▶ [Data excerpts]
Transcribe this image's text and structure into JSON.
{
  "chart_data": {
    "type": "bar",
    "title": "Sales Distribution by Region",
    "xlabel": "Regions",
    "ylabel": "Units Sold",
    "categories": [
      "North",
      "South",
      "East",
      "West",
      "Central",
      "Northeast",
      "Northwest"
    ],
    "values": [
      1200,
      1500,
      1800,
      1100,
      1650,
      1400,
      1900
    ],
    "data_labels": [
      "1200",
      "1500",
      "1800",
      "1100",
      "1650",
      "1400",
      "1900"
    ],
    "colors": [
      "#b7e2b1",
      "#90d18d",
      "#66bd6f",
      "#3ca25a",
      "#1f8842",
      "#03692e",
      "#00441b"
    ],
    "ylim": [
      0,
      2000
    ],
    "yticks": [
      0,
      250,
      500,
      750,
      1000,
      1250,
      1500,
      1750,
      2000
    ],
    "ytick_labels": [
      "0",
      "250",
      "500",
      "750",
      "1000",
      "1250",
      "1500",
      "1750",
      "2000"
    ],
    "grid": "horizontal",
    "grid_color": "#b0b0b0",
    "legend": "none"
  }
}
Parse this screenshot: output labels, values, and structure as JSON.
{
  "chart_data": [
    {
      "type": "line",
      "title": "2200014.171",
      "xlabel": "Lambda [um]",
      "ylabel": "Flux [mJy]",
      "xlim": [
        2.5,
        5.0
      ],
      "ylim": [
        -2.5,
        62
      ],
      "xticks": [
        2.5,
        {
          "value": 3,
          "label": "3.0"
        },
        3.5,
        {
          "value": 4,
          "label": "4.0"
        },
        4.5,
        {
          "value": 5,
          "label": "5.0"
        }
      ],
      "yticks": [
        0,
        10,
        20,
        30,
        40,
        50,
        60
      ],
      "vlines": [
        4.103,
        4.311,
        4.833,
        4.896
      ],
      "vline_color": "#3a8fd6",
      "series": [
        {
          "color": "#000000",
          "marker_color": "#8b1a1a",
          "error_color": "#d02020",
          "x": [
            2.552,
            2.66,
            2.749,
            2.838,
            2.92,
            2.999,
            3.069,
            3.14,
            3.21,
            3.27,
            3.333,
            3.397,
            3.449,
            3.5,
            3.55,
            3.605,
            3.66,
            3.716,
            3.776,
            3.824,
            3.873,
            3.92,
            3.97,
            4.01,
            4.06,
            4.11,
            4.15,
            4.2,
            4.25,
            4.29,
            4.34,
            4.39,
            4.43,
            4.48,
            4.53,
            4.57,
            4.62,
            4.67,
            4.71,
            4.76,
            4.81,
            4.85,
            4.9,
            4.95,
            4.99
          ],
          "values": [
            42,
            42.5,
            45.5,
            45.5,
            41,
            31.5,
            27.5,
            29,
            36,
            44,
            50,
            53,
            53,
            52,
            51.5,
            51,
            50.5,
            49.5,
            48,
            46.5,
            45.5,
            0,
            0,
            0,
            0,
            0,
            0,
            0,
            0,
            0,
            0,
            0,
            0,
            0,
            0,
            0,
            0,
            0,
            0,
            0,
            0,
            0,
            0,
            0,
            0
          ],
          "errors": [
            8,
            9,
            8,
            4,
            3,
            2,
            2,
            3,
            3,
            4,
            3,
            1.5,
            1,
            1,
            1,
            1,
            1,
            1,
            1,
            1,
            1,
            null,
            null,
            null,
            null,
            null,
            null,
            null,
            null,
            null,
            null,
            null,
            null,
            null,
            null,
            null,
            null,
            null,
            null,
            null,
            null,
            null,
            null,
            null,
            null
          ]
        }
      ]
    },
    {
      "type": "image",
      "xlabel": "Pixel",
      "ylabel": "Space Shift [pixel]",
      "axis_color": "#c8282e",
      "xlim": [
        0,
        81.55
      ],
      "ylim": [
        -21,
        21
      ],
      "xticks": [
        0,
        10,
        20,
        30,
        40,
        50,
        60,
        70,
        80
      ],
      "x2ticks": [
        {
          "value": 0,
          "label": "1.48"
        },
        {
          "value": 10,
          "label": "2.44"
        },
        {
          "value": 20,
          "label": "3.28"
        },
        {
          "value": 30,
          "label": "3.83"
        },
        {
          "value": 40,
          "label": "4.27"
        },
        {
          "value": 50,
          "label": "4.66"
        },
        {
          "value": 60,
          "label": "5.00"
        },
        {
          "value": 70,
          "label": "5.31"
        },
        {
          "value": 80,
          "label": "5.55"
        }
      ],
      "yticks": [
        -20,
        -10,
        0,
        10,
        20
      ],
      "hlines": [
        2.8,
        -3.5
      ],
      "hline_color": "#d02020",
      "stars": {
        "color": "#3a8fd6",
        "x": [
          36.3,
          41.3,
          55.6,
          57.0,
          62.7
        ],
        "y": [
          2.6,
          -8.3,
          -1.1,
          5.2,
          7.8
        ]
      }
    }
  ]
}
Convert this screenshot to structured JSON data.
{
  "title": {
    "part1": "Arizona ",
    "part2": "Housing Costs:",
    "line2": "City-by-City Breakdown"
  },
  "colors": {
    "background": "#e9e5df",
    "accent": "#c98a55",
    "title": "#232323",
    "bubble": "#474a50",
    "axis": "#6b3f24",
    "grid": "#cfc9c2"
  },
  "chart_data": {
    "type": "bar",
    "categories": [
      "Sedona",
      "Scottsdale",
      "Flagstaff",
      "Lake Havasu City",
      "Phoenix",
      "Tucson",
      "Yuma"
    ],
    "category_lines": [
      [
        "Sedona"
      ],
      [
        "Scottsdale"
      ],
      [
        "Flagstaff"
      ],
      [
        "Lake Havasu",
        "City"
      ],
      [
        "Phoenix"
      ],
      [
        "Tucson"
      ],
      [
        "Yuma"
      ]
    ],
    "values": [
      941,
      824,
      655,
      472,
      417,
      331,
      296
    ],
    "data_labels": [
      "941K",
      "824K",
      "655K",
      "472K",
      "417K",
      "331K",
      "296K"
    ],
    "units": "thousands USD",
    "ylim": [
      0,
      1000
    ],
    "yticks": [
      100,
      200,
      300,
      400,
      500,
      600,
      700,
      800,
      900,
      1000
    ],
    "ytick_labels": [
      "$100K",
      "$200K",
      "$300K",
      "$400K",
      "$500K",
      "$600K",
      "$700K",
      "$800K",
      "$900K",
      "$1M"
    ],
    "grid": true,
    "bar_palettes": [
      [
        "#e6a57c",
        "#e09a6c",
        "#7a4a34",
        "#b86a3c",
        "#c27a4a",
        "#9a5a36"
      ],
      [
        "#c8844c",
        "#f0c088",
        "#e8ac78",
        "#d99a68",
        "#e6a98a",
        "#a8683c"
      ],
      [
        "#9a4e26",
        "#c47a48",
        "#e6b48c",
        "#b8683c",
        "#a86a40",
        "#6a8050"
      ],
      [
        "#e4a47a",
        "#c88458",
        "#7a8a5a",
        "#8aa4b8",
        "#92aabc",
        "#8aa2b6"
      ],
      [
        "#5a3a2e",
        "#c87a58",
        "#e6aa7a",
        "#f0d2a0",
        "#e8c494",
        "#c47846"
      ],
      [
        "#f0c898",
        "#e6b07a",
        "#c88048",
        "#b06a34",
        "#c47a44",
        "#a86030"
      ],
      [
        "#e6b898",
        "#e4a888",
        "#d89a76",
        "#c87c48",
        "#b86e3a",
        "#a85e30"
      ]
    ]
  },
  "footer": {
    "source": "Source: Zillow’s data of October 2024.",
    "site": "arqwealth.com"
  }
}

▶ [Task directions] Copy all of the material word for word.

▶ [Result]
Transcribe this image's text and structure into JSON.
{
  "chart_data": {
    "type": "bar",
    "title": "Sales Distribution by Region",
    "xlabel": "Regions",
    "ylabel": "Units Sold",
    "categories": [
      "North",
      "South",
      "East",
      "West",
      "Central",
      "Northeast",
      "Northwest"
    ],
    "values": [
      1200,
      1500,
      1800,
      1100,
      1650,
      1400,
      1900
    ],
    "data_labels": [
      "1200",
      "1500",
      "1800",
      "1100",
      "1650",
      "1400",
      "1900"
    ],
    "colors": [
      "#b7e2b1",
      "#90d18d",
      "#66bd6f",
      "#3ca25a",
      "#1f8842",
      "#03692e",
      "#00441b"
    ],
    "ylim": [
      0,
      2000
    ],
    "yticks": [
      0,
      250,
      500,
      750,
      1000,
      1250,
      1500,
      1750,
      2000
    ],
    "ytick_labels": [
      "0",
      "250",
      "500",
      "750",
      "1000",
      "1250",
      "1500",
      "1750",
      "2000"
    ],
    "grid": "horizontal",
    "grid_color": "#b0b0b0",
    "legend": "none"
  }
}
Parse this screenshot: output labels, values, and structure as JSON.
{
  "chart_data": [
    {
      "type": "line",
      "title": "2200014.171",
      "xlabel": "Lambda [um]",
      "ylabel": "Flux [mJy]",
      "xlim": [
        2.5,
        5.0
      ],
      "ylim": [
        -2.5,
        62
      ],
      "xticks": [
        2.5,
        {
          "value": 3,
          "label": "3.0"
        },
        3.5,
        {
          "value": 4,
          "label": "4.0"
        },
        4.5,
        {
          "value": 5,
          "label": "5.0"
        }
      ],
      "yticks": [
        0,
        10,
        20,
        30,
        40,
        50,
        60
      ],
      "vlines": [
        4.103,
        4.311,
        4.833,
        4.896
      ],
      "vline_color": "#3a8fd6",
      "series": [
        {
          "color": "#000000",
          "marker_color": "#8b1a1a",
          "error_color": "#d02020",
          "x": [
            2.552,
            2.66,
            2.749,
            2.838,
            2.92,
            2.999,
            3.069,
            3.14,
            3.21,
            3.27,
            3.333,
            3.397,
            3.449,
            3.5,
            3.55,
            3.605,
            3.66,
            3.716,
            3.776,
            3.824,
            3.873,
            3.92,
            3.97,
            4.01,
            4.06,
            4.11,
            4.15,
            4.2,
            4.25,
            4.29,
            4.34,
            4.39,
            4.43,
            4.48,
            4.53,
            4.57,
            4.62,
            4.67,
            4.71,
            4.76,
            4.81,
            4.85,
            4.9,
            4.95,
            4.99
          ],
          "values": [
            42,
            42.5,
            45.5,
            45.5,
            41,
            31.5,
            27.5,
            29,
            36,
            44,
            50,
            53,
            53,
            52,
            51.5,
            51,
            50.5,
            49.5,
            48,
            46.5,
            45.5,
            0,
            0,
            0,
            0,
            0,
            0,
            0,
            0,
            0,
            0,
            0,
            0,
            0,
            0,
            0,
            0,
            0,
            0,
            0,
            0,
            0,
            0,
            0,
            0
          ],
          "errors": [
            8,
            9,
            8,
            4,
            3,
            2,
            2,
            3,
            3,
            4,
            3,
            1.5,
            1,
            1,
            1,
            1,
            1,
            1,
            1,
            1,
            1,
            null,
            null,
            null,
            null,
            null,
            null,
            null,
            null,
            null,
            null,
            null,
            null,
            null,
            null,
            null,
            null,
            null,
            null,
            null,
            null,
            null,
            null,
            null,
            null
          ]
        }
      ]
    },
    {
      "type": "image",
      "xlabel": "Pixel",
      "ylabel": "Space Shift [pixel]",
      "axis_color": "#c8282e",
      "xlim": [
        0,
        81.55
      ],
      "ylim": [
        -21,
        21
      ],
      "xticks": [
        0,
        10,
        20,
        30,
        40,
        50,
        60,
        70,
        80
      ],
      "x2ticks": [
        {
          "value": 0,
          "label": "1.48"
        },
        {
          "value": 10,
          "label": "2.44"
        },
        {
          "value": 20,
          "label": "3.28"
        },
        {
          "value": 30,
          "label": "3.83"
        },
        {
          "value": 40,
          "label": "4.27"
        },
        {
          "value": 50,
          "label": "4.66"
        },
        {
          "value": 60,
          "label": "5.00"
        },
        {
          "value": 70,
          "label": "5.31"
        },
        {
          "value": 80,
          "label": "5.55"
        }
      ],
      "yticks": [
        -20,
        -10,
        0,
        10,
        20
      ],
      "hlines": [
        2.8,
        -3.5
      ],
      "hline_color": "#d02020",
      "stars": {
        "color": "#3a8fd6",
        "x": [
          36.3,
          41.3,
          55.6,
          57.0,
          62.7
        ],
        "y": [
          2.6,
          -8.3,
          -1.1,
          5.2,
          7.8
        ]
      }
    }
  ]
}
Convert this screenshot to structured JSON data.
{
  "title": {
    "part1": "Arizona ",
    "part2": "Housing Costs:",
    "line2": "City-by-City Breakdown"
  },
  "colors": {
    "background": "#e9e5df",
    "accent": "#c98a55",
    "title": "#232323",
    "bubble": "#474a50",
    "axis": "#6b3f24",
    "grid": "#cfc9c2"
  },
  "chart_data": {
    "type": "bar",
    "categories": [
      "Sedona",
      "Scottsdale",
      "Flagstaff",
      "Lake Havasu City",
      "Phoenix",
      "Tucson",
      "Yuma"
    ],
    "category_lines": [
      [
        "Sedona"
      ],
      [
        "Scottsdale"
      ],
      [
        "Flagstaff"
      ],
      [
        "Lake Havasu",
        "City"
      ],
      [
        "Phoenix"
      ],
      [
        "Tucson"
      ],
      [
        "Yuma"
      ]
    ],
    "values": [
      941,
      824,
      655,
      472,
      417,
      331,
      296
    ],
    "data_labels": [
      "941K",
      "824K",
      "655K",
      "472K",
      "417K",
      "331K",
      "296K"
    ],
    "units": "thousands USD",
    "ylim": [
      0,
      1000
    ],
    "yticks": [
      100,
      200,
      300,
      400,
      500,
      600,
      700,
      800,
      900,
      1000
    ],
    "ytick_labels": [
      "$100K",
      "$200K",
      "$300K",
      "$400K",
      "$500K",
      "$600K",
      "$700K",
      "$800K",
      "$900K",
      "$1M"
    ],
    "grid": true,
    "bar_palettes": [
      [
        "#e6a57c",
        "#e09a6c",
        "#7a4a34",
        "#b86a3c",
        "#c27a4a",
        "#9a5a36"
      ],
      [
        "#c8844c",
        "#f0c088",
        "#e8ac78",
        "#d99a68",
        "#e6a98a",
        "#a8683c"
      ],
      [
        "#9a4e26",
        "#c47a48",
        "#e6b48c",
        "#b8683c",
        "#a86a40",
        "#6a8050"
      ],
      [
        "#e4a47a",
        "#c88458",
        "#7a8a5a",
        "#8aa4b8",
        "#92aabc",
        "#8aa2b6"
      ],
      [
        "#5a3a2e",
        "#c87a58",
        "#e6aa7a",
        "#f0d2a0",
        "#e8c494",
        "#c47846"
      ],
      [
        "#f0c898",
        "#e6b07a",
        "#c88048",
        "#b06a34",
        "#c47a44",
        "#a86030"
      ],
      [
        "#e6b898",
        "#e4a888",
        "#d89a76",
        "#c87c48",
        "#b86e3a",
        "#a85e30"
      ]
    ]
  },
  "footer": {
    "source": "Source: Zillow’s data of October 2024.",
    "site": "arqwealth.com"
  }
}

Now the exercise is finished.